### Objective
Report every line from the material that contains the word "Finalmente".

### Records shown
^^^^^^^^

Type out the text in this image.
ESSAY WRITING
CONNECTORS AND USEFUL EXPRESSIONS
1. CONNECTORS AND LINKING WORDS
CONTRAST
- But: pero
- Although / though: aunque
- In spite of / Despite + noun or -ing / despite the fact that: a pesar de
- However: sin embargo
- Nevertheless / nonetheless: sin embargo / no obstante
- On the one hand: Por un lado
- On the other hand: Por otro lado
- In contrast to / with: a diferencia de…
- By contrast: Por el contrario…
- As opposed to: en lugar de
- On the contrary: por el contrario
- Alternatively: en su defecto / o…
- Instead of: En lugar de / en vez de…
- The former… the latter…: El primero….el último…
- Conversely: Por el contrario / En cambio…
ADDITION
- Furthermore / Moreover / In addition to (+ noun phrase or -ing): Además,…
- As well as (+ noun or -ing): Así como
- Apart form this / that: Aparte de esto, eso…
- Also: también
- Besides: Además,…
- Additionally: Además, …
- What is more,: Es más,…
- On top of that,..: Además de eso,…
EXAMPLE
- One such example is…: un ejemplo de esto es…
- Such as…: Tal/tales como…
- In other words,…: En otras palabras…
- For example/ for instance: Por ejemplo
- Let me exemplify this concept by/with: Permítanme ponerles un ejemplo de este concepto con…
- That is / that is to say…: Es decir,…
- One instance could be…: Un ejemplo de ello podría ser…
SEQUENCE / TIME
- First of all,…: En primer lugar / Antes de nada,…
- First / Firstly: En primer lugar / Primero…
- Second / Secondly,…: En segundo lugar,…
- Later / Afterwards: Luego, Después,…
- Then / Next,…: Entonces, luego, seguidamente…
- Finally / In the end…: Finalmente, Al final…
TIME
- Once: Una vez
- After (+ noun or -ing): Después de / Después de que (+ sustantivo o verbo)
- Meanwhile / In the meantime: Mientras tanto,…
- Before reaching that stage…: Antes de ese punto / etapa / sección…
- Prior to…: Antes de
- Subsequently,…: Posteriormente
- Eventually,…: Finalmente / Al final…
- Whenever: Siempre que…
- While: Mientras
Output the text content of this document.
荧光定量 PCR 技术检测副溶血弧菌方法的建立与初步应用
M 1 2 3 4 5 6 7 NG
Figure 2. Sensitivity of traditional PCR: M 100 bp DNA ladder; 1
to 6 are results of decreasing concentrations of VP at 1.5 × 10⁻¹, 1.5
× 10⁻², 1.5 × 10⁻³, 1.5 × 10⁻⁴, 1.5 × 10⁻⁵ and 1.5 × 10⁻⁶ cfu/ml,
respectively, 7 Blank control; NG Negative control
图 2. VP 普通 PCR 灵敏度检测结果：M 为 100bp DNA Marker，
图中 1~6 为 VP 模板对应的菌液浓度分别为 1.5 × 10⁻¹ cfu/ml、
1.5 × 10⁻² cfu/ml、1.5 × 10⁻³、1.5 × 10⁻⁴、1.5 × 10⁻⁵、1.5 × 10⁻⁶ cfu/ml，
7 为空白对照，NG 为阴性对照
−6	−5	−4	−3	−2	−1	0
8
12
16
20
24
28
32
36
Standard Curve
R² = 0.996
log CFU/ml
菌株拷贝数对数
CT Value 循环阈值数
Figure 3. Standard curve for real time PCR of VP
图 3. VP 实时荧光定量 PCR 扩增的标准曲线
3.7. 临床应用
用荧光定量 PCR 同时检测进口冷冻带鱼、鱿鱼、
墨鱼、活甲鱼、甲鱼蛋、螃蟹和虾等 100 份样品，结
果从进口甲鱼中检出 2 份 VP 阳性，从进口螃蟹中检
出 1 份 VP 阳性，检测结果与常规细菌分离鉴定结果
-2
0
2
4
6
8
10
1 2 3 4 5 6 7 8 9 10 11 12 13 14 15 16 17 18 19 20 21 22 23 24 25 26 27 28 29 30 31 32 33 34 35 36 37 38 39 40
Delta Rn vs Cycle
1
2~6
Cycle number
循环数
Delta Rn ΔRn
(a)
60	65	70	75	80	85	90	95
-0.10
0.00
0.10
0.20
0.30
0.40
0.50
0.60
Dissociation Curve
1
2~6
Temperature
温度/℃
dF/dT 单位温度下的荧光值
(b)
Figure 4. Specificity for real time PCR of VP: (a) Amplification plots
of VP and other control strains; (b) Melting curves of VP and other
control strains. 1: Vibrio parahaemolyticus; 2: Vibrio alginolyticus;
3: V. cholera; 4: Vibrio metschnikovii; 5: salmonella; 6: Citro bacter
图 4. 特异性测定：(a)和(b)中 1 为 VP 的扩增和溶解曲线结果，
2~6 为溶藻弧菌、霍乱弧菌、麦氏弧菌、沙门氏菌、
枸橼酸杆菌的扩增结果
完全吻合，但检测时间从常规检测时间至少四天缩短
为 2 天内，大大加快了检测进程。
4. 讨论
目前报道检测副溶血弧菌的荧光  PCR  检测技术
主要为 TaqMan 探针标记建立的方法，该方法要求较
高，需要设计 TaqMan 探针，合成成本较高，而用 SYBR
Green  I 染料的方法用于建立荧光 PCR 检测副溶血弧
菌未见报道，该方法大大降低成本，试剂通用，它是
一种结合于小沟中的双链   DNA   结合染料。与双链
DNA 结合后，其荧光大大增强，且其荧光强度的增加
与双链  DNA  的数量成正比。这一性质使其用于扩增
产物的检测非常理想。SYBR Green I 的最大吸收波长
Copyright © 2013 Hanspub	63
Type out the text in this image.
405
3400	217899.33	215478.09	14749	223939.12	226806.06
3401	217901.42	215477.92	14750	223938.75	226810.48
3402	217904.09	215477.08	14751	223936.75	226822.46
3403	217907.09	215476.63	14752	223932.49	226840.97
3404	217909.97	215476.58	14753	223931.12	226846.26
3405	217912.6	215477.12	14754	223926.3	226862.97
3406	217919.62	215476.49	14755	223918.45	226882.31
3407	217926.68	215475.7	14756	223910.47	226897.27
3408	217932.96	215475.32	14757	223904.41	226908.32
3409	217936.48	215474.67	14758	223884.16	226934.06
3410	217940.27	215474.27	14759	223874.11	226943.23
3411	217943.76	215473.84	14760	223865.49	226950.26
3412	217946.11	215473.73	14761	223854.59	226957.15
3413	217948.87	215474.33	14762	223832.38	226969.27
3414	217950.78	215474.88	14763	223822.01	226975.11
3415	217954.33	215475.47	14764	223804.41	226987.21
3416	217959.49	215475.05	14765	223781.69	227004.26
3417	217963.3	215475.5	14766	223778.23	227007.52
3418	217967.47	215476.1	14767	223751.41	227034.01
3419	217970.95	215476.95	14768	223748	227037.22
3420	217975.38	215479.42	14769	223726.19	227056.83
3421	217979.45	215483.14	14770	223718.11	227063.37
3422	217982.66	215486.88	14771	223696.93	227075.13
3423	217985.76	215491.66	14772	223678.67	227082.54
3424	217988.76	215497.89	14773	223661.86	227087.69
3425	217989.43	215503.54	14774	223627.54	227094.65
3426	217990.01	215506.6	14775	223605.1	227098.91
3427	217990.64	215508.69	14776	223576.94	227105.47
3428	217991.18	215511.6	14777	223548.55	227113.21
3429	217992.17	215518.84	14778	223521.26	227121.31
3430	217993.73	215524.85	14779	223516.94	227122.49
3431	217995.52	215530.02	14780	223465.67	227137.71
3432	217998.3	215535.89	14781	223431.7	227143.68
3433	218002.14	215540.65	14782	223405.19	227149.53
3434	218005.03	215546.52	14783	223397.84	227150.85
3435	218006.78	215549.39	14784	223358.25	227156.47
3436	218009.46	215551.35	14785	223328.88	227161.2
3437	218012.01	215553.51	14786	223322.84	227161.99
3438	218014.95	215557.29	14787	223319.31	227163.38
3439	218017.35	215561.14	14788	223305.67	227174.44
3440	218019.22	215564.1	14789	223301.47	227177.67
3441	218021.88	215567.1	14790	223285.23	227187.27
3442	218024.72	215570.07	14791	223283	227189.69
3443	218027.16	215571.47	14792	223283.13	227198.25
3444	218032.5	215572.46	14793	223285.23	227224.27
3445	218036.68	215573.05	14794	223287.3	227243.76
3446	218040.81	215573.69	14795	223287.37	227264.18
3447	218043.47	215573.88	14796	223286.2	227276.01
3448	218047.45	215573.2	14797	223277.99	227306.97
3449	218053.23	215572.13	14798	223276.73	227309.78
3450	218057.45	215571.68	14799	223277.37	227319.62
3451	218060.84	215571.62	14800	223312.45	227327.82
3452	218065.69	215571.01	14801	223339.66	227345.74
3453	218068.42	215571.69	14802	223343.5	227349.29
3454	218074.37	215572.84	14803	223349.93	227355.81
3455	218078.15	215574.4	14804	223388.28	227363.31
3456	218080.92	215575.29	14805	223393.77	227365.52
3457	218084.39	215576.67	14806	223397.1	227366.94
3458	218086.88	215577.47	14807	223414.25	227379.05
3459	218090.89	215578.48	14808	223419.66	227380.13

^^^^^^^^

### The answer
- Finally / In the end…: Finalmente, Al final…
- Eventually,…: Finalmente / Al final…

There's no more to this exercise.